■ Listing
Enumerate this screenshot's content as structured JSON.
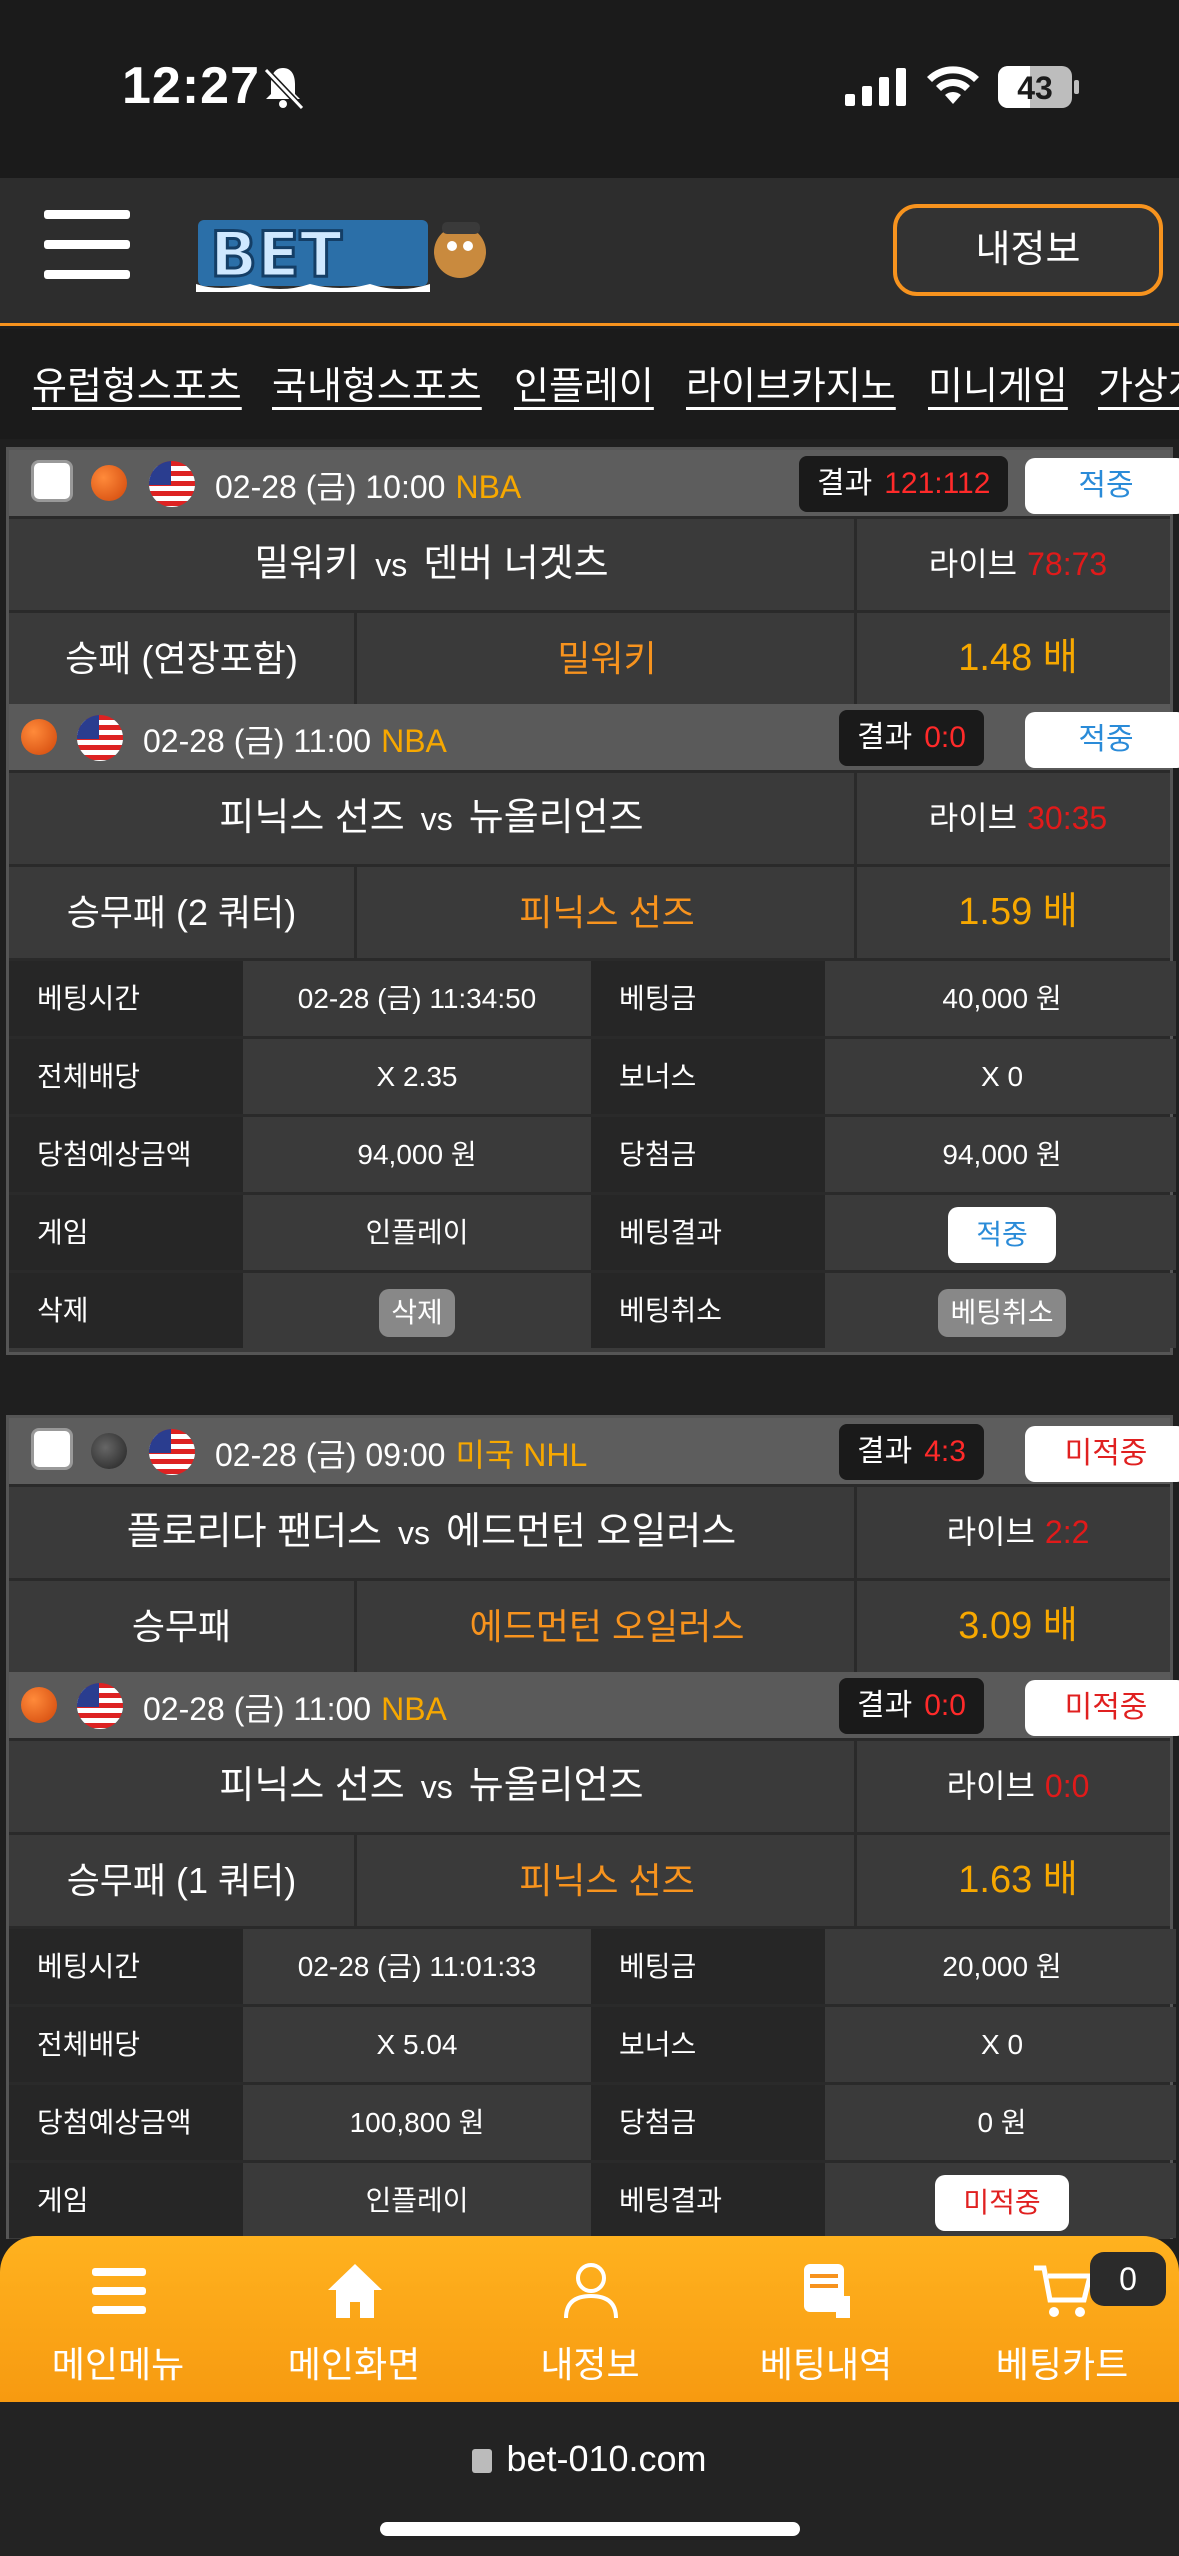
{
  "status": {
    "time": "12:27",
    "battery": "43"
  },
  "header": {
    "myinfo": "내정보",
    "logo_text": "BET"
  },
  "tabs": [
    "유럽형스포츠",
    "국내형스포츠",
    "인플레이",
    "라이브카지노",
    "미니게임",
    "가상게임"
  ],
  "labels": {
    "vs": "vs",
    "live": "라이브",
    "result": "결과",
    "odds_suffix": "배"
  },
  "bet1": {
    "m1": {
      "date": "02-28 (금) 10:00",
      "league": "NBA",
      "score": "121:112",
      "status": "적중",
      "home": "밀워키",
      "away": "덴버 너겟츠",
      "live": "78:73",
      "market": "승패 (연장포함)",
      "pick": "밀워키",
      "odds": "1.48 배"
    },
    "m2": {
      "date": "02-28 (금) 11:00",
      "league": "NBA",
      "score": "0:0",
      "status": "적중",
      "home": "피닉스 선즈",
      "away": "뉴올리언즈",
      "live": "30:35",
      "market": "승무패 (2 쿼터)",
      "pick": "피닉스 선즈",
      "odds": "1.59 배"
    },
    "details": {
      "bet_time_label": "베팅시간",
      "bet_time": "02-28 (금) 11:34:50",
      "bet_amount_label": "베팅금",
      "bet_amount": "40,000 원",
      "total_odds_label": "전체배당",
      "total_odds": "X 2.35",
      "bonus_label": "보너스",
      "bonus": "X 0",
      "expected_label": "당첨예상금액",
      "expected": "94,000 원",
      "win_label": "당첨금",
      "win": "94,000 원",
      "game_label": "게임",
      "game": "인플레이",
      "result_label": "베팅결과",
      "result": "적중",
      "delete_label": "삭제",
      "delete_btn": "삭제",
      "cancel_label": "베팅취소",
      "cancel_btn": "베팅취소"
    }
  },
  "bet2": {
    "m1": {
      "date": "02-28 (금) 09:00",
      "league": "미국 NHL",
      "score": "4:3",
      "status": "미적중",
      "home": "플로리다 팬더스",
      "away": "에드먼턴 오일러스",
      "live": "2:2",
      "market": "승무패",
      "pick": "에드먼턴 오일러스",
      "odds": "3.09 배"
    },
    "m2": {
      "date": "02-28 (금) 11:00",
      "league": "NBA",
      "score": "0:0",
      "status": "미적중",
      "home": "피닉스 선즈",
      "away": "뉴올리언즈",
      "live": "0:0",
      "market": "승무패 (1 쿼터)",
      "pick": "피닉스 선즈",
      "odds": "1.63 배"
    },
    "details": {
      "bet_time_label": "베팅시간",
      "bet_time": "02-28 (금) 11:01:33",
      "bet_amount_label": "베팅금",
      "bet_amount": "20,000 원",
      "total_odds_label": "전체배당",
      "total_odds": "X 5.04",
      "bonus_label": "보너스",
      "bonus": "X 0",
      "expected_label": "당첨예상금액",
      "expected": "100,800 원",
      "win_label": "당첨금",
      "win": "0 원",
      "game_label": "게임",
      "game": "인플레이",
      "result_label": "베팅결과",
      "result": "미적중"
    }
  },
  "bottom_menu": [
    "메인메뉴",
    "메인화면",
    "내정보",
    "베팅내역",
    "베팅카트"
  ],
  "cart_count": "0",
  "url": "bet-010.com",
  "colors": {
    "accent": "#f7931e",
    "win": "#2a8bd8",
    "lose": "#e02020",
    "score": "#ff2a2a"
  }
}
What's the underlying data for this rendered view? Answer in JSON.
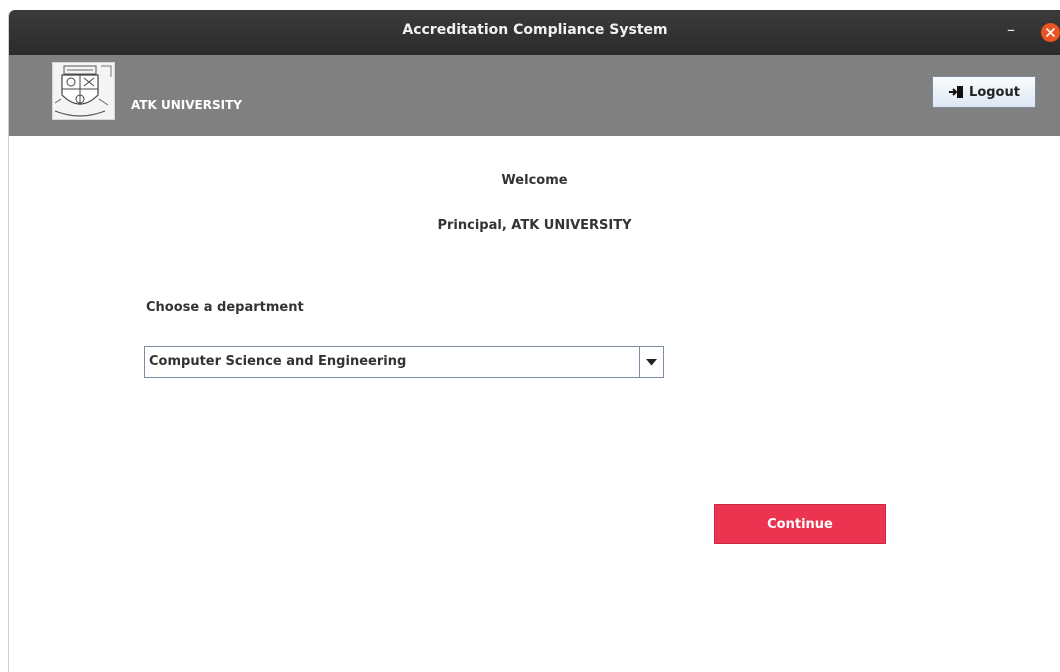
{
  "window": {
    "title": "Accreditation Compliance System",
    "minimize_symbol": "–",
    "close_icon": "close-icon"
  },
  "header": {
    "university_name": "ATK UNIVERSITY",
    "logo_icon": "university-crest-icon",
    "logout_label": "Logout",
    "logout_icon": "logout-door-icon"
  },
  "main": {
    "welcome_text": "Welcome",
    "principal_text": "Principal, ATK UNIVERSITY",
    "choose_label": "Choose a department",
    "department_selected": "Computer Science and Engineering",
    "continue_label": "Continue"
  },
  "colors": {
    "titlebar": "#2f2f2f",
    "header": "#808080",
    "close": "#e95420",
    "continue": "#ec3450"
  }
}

■ What the task asks
Gather each line in these records that contains the string "JSON".

■ Correct answer
Enumerate this screenshot's content as structured JSON.
What's the underlying data for this rendered view? Answer in JSON.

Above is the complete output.